_Requirements_: Write out the line with "Read out every word on this page." and every later line through the end of the data below, exactly as given, with no pictures in the copy.

_Material shown_:
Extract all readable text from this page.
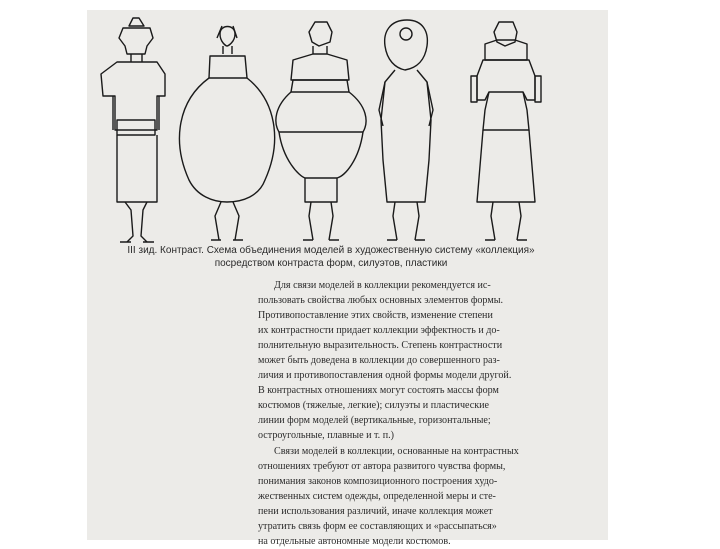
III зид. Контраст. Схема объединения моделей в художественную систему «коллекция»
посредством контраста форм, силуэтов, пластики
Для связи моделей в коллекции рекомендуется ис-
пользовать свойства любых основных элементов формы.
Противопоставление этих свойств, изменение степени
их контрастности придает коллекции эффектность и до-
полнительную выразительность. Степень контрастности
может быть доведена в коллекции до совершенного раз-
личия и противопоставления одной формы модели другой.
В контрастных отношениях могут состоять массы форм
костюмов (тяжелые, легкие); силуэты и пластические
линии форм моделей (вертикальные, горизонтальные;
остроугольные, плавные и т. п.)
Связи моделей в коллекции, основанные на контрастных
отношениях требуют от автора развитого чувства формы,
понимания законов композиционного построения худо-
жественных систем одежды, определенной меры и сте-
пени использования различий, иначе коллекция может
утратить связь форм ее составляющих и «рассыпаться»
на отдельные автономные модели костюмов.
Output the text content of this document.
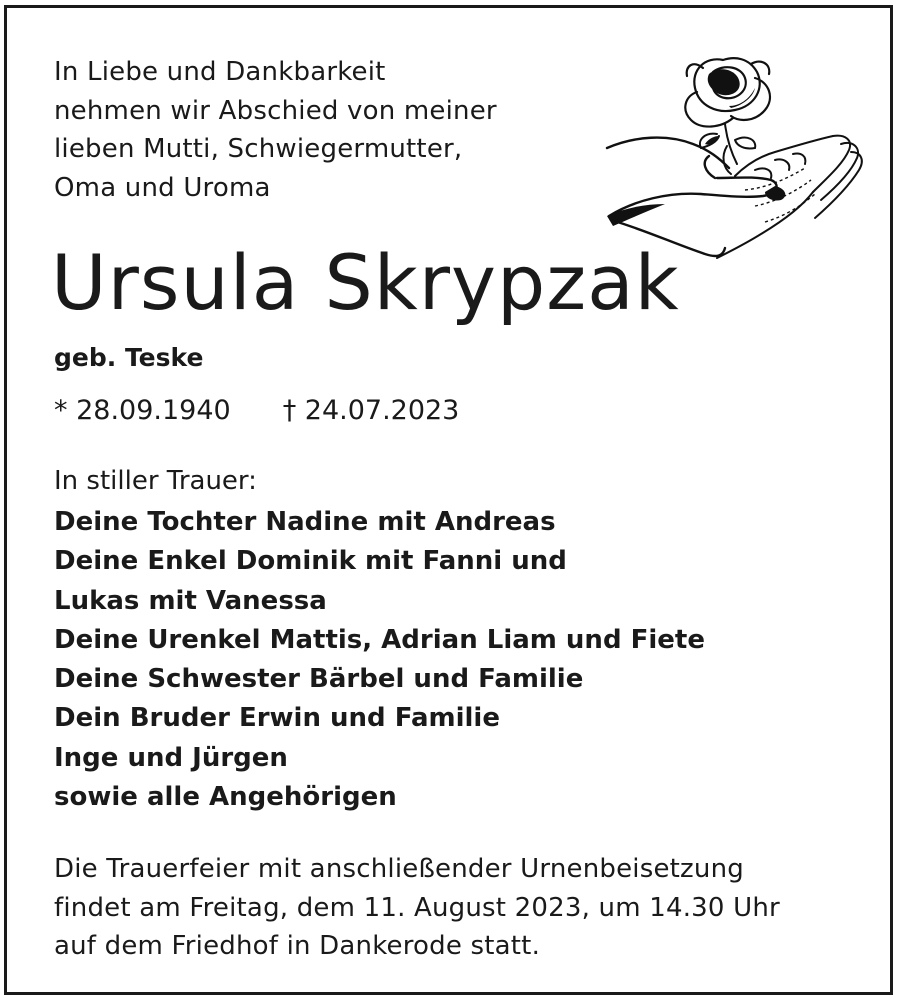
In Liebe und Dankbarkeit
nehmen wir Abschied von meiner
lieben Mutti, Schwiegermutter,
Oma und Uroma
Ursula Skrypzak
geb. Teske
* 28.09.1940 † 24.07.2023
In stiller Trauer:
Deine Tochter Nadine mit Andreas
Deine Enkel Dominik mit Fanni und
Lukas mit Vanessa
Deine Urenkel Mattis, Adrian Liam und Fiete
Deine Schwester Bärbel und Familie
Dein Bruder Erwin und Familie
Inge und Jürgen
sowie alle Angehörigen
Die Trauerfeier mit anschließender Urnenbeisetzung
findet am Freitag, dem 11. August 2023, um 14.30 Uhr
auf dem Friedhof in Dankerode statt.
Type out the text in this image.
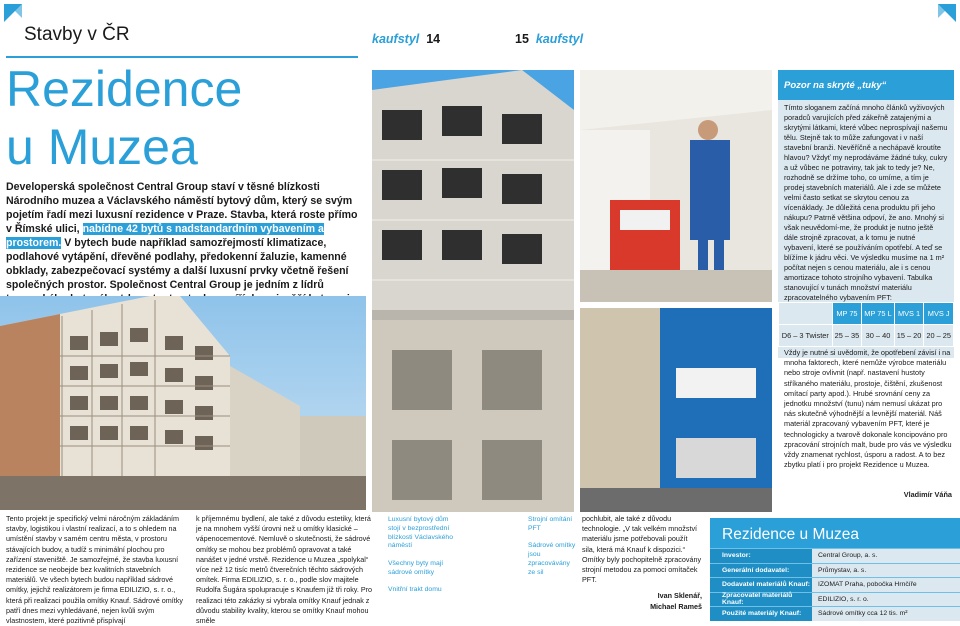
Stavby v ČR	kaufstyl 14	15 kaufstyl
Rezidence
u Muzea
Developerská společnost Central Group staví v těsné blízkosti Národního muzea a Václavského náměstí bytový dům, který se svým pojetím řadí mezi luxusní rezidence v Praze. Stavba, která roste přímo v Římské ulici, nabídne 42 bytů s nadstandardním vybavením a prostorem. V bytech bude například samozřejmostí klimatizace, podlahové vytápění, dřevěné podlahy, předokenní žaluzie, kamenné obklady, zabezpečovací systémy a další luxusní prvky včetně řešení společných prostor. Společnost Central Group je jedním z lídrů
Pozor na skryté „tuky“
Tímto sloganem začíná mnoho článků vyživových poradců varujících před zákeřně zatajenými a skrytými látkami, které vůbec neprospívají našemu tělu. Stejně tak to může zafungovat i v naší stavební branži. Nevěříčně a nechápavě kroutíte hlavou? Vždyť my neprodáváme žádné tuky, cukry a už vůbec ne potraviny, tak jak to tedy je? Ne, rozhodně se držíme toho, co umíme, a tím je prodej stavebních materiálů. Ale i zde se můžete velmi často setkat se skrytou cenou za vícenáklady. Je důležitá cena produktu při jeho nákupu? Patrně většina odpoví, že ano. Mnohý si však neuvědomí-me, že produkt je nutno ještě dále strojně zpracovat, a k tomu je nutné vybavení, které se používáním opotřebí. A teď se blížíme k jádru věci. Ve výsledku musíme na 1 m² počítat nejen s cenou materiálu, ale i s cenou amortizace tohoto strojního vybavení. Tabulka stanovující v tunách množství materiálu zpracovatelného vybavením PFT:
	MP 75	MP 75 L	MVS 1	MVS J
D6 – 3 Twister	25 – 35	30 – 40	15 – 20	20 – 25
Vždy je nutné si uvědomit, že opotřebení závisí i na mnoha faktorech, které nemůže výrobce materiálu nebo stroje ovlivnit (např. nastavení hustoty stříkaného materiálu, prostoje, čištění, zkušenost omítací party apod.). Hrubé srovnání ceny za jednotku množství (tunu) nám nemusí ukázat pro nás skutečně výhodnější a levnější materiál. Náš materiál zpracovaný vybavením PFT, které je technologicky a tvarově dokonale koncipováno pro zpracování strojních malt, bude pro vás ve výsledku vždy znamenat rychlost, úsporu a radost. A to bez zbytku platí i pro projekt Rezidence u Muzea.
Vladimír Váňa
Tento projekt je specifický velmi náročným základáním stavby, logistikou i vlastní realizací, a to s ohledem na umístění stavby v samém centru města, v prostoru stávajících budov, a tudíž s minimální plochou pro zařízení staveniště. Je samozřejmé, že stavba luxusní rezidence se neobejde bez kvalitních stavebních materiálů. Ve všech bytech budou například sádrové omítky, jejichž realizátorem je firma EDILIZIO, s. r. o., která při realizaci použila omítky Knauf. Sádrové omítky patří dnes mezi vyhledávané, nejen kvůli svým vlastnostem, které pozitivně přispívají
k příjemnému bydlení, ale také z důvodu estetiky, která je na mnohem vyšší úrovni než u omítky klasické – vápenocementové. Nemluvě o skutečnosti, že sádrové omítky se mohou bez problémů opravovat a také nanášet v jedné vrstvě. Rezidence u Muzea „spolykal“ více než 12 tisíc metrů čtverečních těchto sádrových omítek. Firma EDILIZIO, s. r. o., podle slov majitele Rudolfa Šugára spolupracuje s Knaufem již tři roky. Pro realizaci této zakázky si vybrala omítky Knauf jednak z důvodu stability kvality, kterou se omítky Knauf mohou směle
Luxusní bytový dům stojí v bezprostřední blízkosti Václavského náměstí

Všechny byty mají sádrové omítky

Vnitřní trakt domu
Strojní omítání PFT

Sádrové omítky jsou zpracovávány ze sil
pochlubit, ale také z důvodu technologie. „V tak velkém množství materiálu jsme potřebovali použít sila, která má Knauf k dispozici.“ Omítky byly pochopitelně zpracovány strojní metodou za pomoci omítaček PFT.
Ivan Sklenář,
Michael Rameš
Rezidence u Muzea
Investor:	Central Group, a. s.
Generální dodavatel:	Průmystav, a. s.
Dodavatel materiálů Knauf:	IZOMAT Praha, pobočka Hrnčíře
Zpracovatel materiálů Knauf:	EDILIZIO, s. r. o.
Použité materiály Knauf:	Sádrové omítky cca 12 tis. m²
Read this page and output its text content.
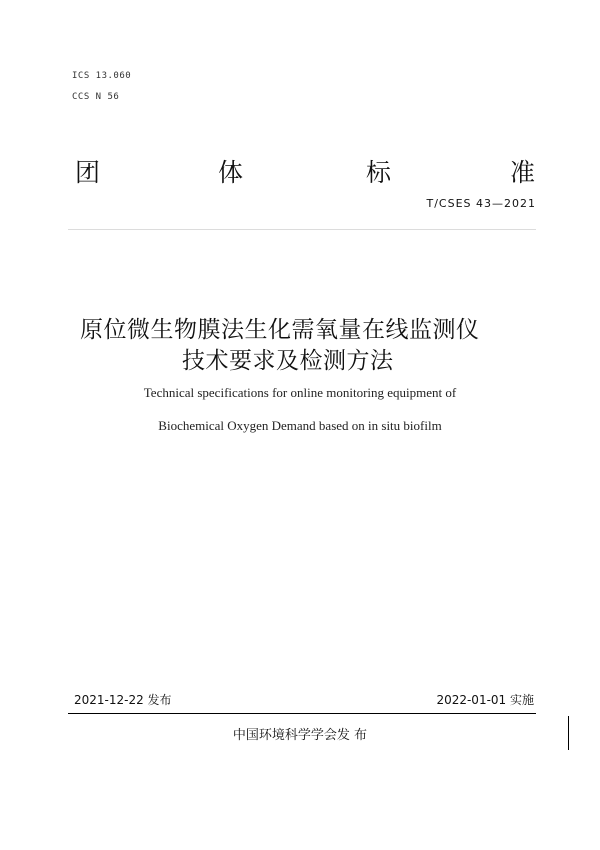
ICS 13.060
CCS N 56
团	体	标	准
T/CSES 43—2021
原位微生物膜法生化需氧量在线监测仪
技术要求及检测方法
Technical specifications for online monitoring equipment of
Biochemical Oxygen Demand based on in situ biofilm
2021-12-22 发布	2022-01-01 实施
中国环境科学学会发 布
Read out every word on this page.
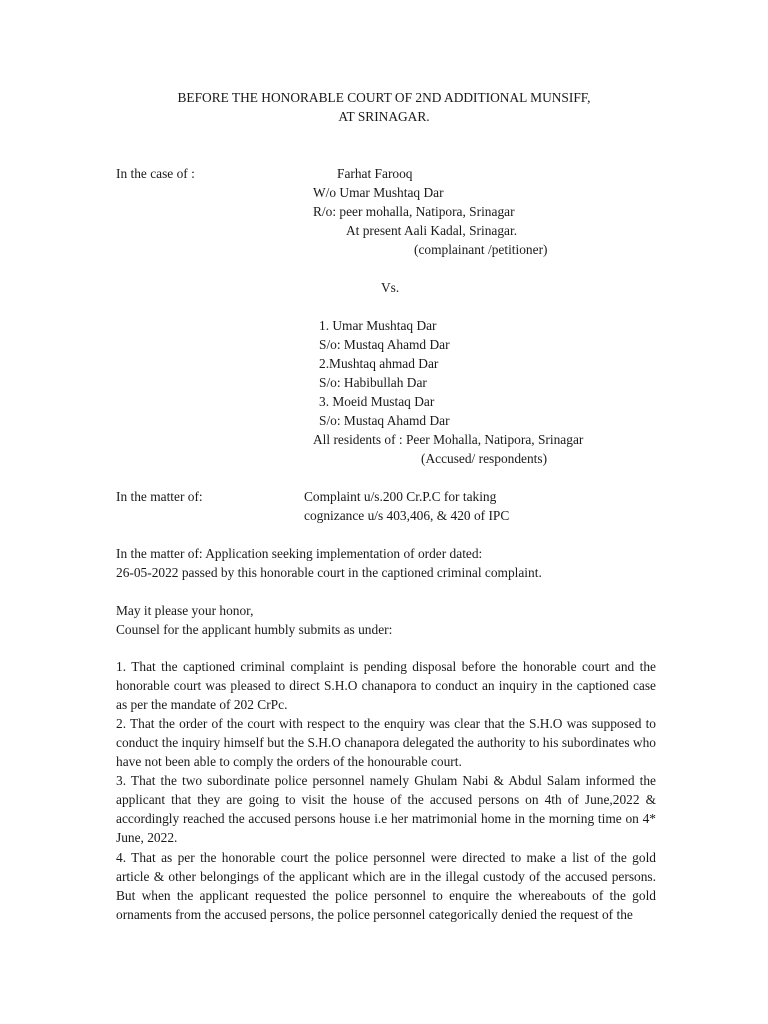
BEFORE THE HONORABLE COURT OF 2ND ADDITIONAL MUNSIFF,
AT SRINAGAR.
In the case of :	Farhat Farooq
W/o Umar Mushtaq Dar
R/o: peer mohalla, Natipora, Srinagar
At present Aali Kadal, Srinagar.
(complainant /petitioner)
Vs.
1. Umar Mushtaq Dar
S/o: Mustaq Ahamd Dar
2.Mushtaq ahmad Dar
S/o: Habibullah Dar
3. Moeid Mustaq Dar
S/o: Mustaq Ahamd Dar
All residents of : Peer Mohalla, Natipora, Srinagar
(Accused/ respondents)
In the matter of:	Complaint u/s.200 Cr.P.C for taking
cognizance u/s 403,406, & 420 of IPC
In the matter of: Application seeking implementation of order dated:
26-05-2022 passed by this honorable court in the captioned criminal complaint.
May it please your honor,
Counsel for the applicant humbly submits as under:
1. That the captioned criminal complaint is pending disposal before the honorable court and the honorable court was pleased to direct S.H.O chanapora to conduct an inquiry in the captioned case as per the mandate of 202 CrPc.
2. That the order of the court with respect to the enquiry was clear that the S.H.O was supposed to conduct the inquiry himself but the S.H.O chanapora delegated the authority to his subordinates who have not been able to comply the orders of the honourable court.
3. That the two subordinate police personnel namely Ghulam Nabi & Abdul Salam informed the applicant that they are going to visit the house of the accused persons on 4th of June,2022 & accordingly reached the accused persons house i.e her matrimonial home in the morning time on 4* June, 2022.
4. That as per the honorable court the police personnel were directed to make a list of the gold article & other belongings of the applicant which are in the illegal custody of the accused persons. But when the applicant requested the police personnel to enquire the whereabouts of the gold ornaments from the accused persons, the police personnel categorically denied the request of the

_Task answer_:
Read out every word on this page.
BEFORE THE HONORABLE COURT OF 2ND ADDITIONAL MUNSIFF,
AT SRINAGAR.
In the case of :	Farhat Farooq
W/o Umar Mushtaq Dar
R/o: peer mohalla, Natipora, Srinagar
At present Aali Kadal, Srinagar.
(complainant /petitioner)
Vs.
1. Umar Mushtaq Dar
S/o: Mustaq Ahamd Dar
2.Mushtaq ahmad Dar
S/o: Habibullah Dar
3. Moeid Mustaq Dar
S/o: Mustaq Ahamd Dar
All residents of : Peer Mohalla, Natipora, Srinagar
(Accused/ respondents)
In the matter of:	Complaint u/s.200 Cr.P.C for taking
cognizance u/s 403,406, & 420 of IPC
In the matter of: Application seeking implementation of order dated:
26-05-2022 passed by this honorable court in the captioned criminal complaint.
May it please your honor,
Counsel for the applicant humbly submits as under:
1. That the captioned criminal complaint is pending disposal before the honorable court and the honorable court was pleased to direct S.H.O chanapora to conduct an inquiry in the captioned case as per the mandate of 202 CrPc.
2. That the order of the court with respect to the enquiry was clear that the S.H.O was supposed to conduct the inquiry himself but the S.H.O chanapora delegated the authority to his subordinates who have not been able to comply the orders of the honourable court.
3. That the two subordinate police personnel namely Ghulam Nabi & Abdul Salam informed the applicant that they are going to visit the house of the accused persons on 4th of June,2022 & accordingly reached the accused persons house i.e her matrimonial home in the morning time on 4* June, 2022.
4. That as per the honorable court the police personnel were directed to make a list of the gold article & other belongings of the applicant which are in the illegal custody of the accused persons. But when the applicant requested the police personnel to enquire the whereabouts of the gold ornaments from the accused persons, the police personnel categorically denied the request of the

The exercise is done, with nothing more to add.